◆ **STATED PROBLEM**
Return the entries verbatim and drop every picture.

Saved data entries
-------------------------

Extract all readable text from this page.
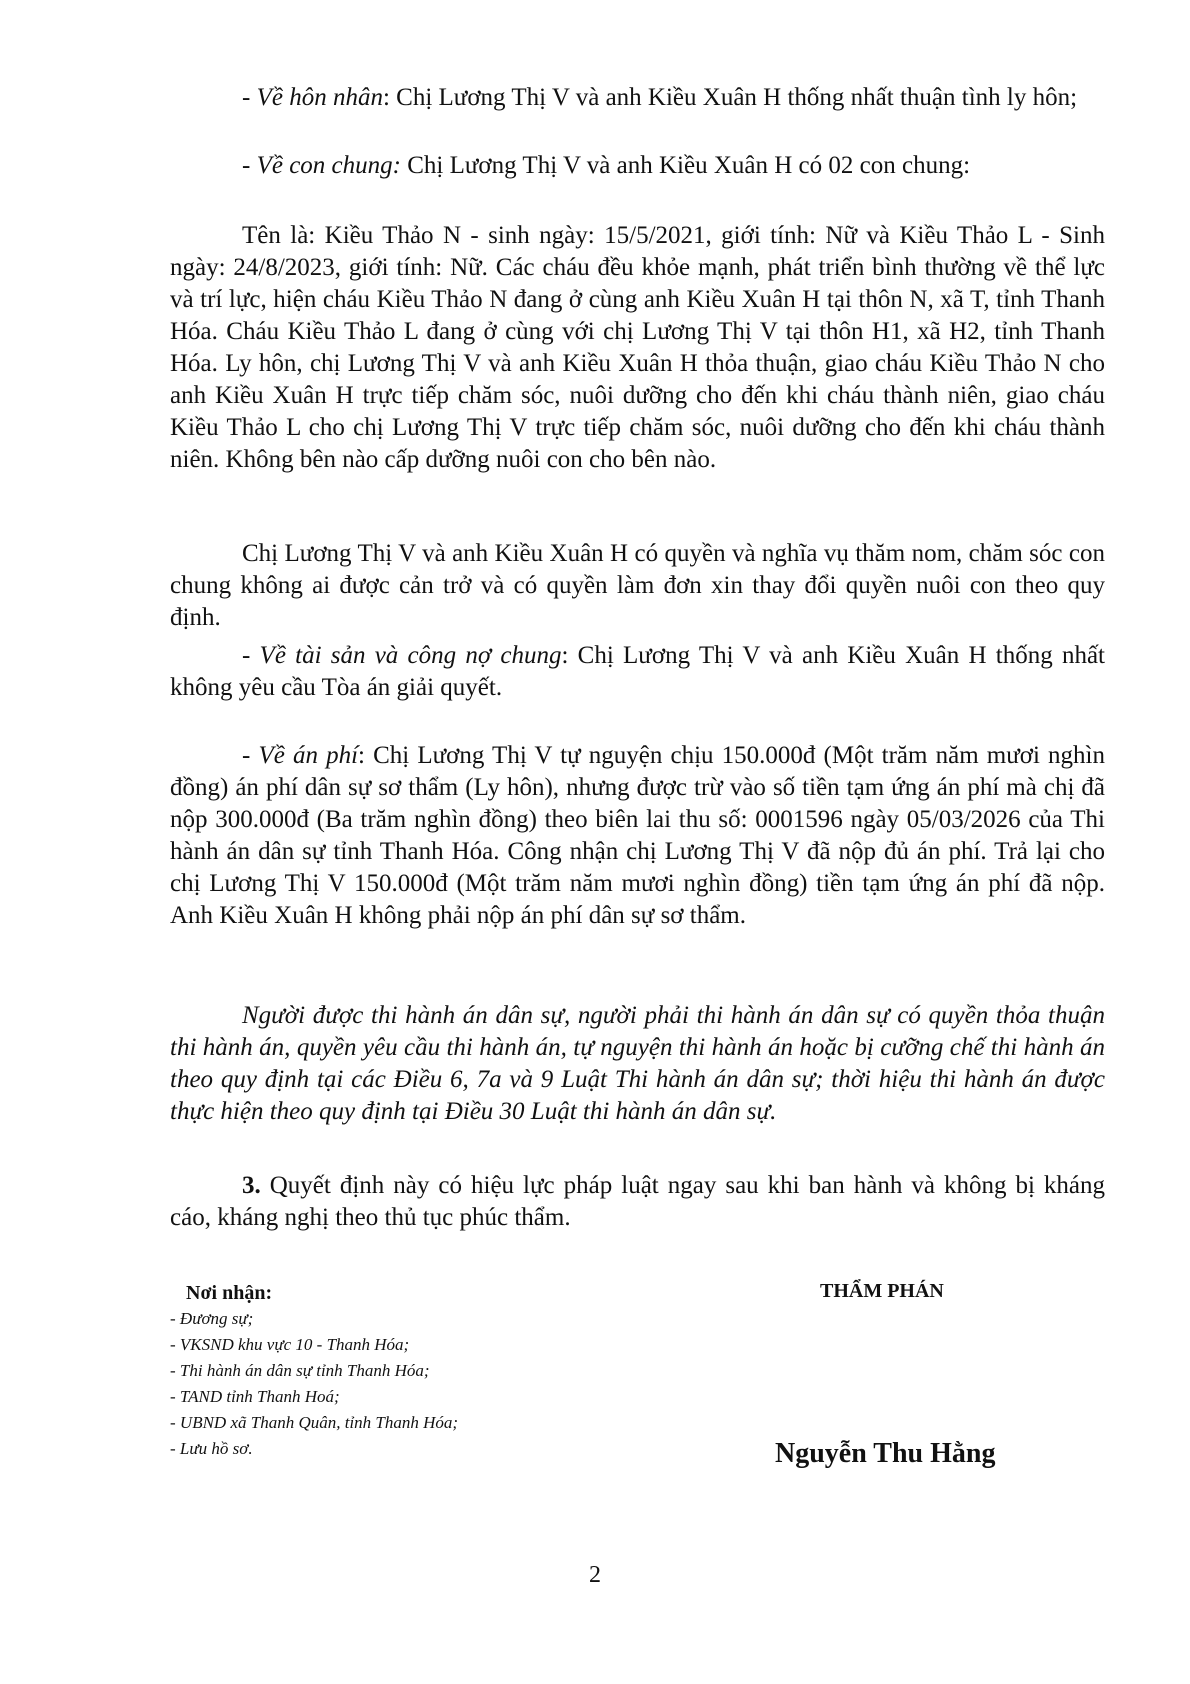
- Về hôn nhân: Chị Lương Thị V và anh Kiều Xuân H thống nhất thuận tình ly hôn;

- Về con chung: Chị Lương Thị V và anh Kiều Xuân H có 02 con chung:

Tên là: Kiều Thảo N - sinh ngày: 15/5/2021, giới tính: Nữ và Kiều Thảo L - Sinh ngày: 24/8/2023, giới tính: Nữ. Các cháu đều khỏe mạnh, phát triển bình thường về thể lực và trí lực, hiện cháu Kiều Thảo N đang ở cùng anh Kiều Xuân H tại thôn N, xã T, tỉnh Thanh Hóa. Cháu Kiều Thảo L đang ở cùng với chị Lương Thị V tại thôn H1, xã H2, tỉnh Thanh Hóa. Ly hôn, chị Lương Thị V và anh Kiều Xuân H thỏa thuận, giao cháu Kiều Thảo N cho anh Kiều Xuân H trực tiếp chăm sóc, nuôi dưỡng cho đến khi cháu thành niên, giao cháu Kiều Thảo L cho chị Lương Thị V trực tiếp chăm sóc, nuôi dưỡng cho đến khi cháu thành niên. Không bên nào cấp dưỡng nuôi con cho bên nào.

Chị Lương Thị V và anh Kiều Xuân H có quyền và nghĩa vụ thăm nom, chăm sóc con chung không ai được cản trở và có quyền làm đơn xin thay đổi quyền nuôi con theo quy định.

- Về tài sản và công nợ chung: Chị Lương Thị V và anh Kiều Xuân H thống nhất không yêu cầu Tòa án giải quyết.

- Về án phí: Chị Lương Thị V tự nguyện chịu 150.000đ (Một trăm năm mươi nghìn đồng) án phí dân sự sơ thẩm (Ly hôn), nhưng được trừ vào số tiền tạm ứng án phí mà chị đã nộp 300.000đ (Ba trăm nghìn đồng) theo biên lai thu số: 0001596 ngày 05/03/2026 của Thi hành án dân sự tỉnh Thanh Hóa. Công nhận chị Lương Thị V đã nộp đủ án phí. Trả lại cho chị Lương Thị V 150.000đ (Một trăm năm mươi nghìn đồng) tiền tạm ứng án phí đã nộp. Anh Kiều Xuân H không phải nộp án phí dân sự sơ thẩm.

Người được thi hành án dân sự, người phải thi hành án dân sự có quyền thỏa thuận thi hành án, quyền yêu cầu thi hành án, tự nguyện thi hành án hoặc bị cưỡng chế thi hành án theo quy định tại các Điều 6, 7a và 9 Luật Thi hành án dân sự; thời hiệu thi hành án được thực hiện theo quy định tại Điều 30 Luật thi hành án dân sự.

3. Quyết định này có hiệu lực pháp luật ngay sau khi ban hành và không bị kháng cáo, kháng nghị theo thủ tục phúc thẩm.

Nơi nhận:

- Đương sự;
- VKSND khu vực 10 - Thanh Hóa;
- Thi hành án dân sự tỉnh Thanh Hóa;
- TAND tỉnh Thanh Hoá;
- UBND xã Thanh Quân, tỉnh Thanh Hóa;
- Lưu hồ sơ.

THẨM PHÁN

Nguyễn Thu Hằng

2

-------------------------

◆ **WRITTEN ANSWER**
Extract all readable text from this page.
- Về hôn nhân: Chị Lương Thị V và anh Kiều Xuân H thống nhất thuận tình ly hôn;

- Về con chung: Chị Lương Thị V và anh Kiều Xuân H có 02 con chung:

Tên là: Kiều Thảo N - sinh ngày: 15/5/2021, giới tính: Nữ và Kiều Thảo L - Sinh ngày: 24/8/2023, giới tính: Nữ. Các cháu đều khỏe mạnh, phát triển bình thường về thể lực và trí lực, hiện cháu Kiều Thảo N đang ở cùng anh Kiều Xuân H tại thôn N, xã T, tỉnh Thanh Hóa. Cháu Kiều Thảo L đang ở cùng với chị Lương Thị V tại thôn H1, xã H2, tỉnh Thanh Hóa. Ly hôn, chị Lương Thị V và anh Kiều Xuân H thỏa thuận, giao cháu Kiều Thảo N cho anh Kiều Xuân H trực tiếp chăm sóc, nuôi dưỡng cho đến khi cháu thành niên, giao cháu Kiều Thảo L cho chị Lương Thị V trực tiếp chăm sóc, nuôi dưỡng cho đến khi cháu thành niên. Không bên nào cấp dưỡng nuôi con cho bên nào.

Chị Lương Thị V và anh Kiều Xuân H có quyền và nghĩa vụ thăm nom, chăm sóc con chung không ai được cản trở và có quyền làm đơn xin thay đổi quyền nuôi con theo quy định.

- Về tài sản và công nợ chung: Chị Lương Thị V và anh Kiều Xuân H thống nhất không yêu cầu Tòa án giải quyết.

- Về án phí: Chị Lương Thị V tự nguyện chịu 150.000đ (Một trăm năm mươi nghìn đồng) án phí dân sự sơ thẩm (Ly hôn), nhưng được trừ vào số tiền tạm ứng án phí mà chị đã nộp 300.000đ (Ba trăm nghìn đồng) theo biên lai thu số: 0001596 ngày 05/03/2026 của Thi hành án dân sự tỉnh Thanh Hóa. Công nhận chị Lương Thị V đã nộp đủ án phí. Trả lại cho chị Lương Thị V 150.000đ (Một trăm năm mươi nghìn đồng) tiền tạm ứng án phí đã nộp. Anh Kiều Xuân H không phải nộp án phí dân sự sơ thẩm.

Người được thi hành án dân sự, người phải thi hành án dân sự có quyền thỏa thuận thi hành án, quyền yêu cầu thi hành án, tự nguyện thi hành án hoặc bị cưỡng chế thi hành án theo quy định tại các Điều 6, 7a và 9 Luật Thi hành án dân sự; thời hiệu thi hành án được thực hiện theo quy định tại Điều 30 Luật thi hành án dân sự.

3. Quyết định này có hiệu lực pháp luật ngay sau khi ban hành và không bị kháng cáo, kháng nghị theo thủ tục phúc thẩm.

Nơi nhận:

- Đương sự;
- VKSND khu vực 10 - Thanh Hóa;
- Thi hành án dân sự tỉnh Thanh Hóa;
- TAND tỉnh Thanh Hoá;
- UBND xã Thanh Quân, tỉnh Thanh Hóa;
- Lưu hồ sơ.

THẨM PHÁN

Nguyễn Thu Hằng

2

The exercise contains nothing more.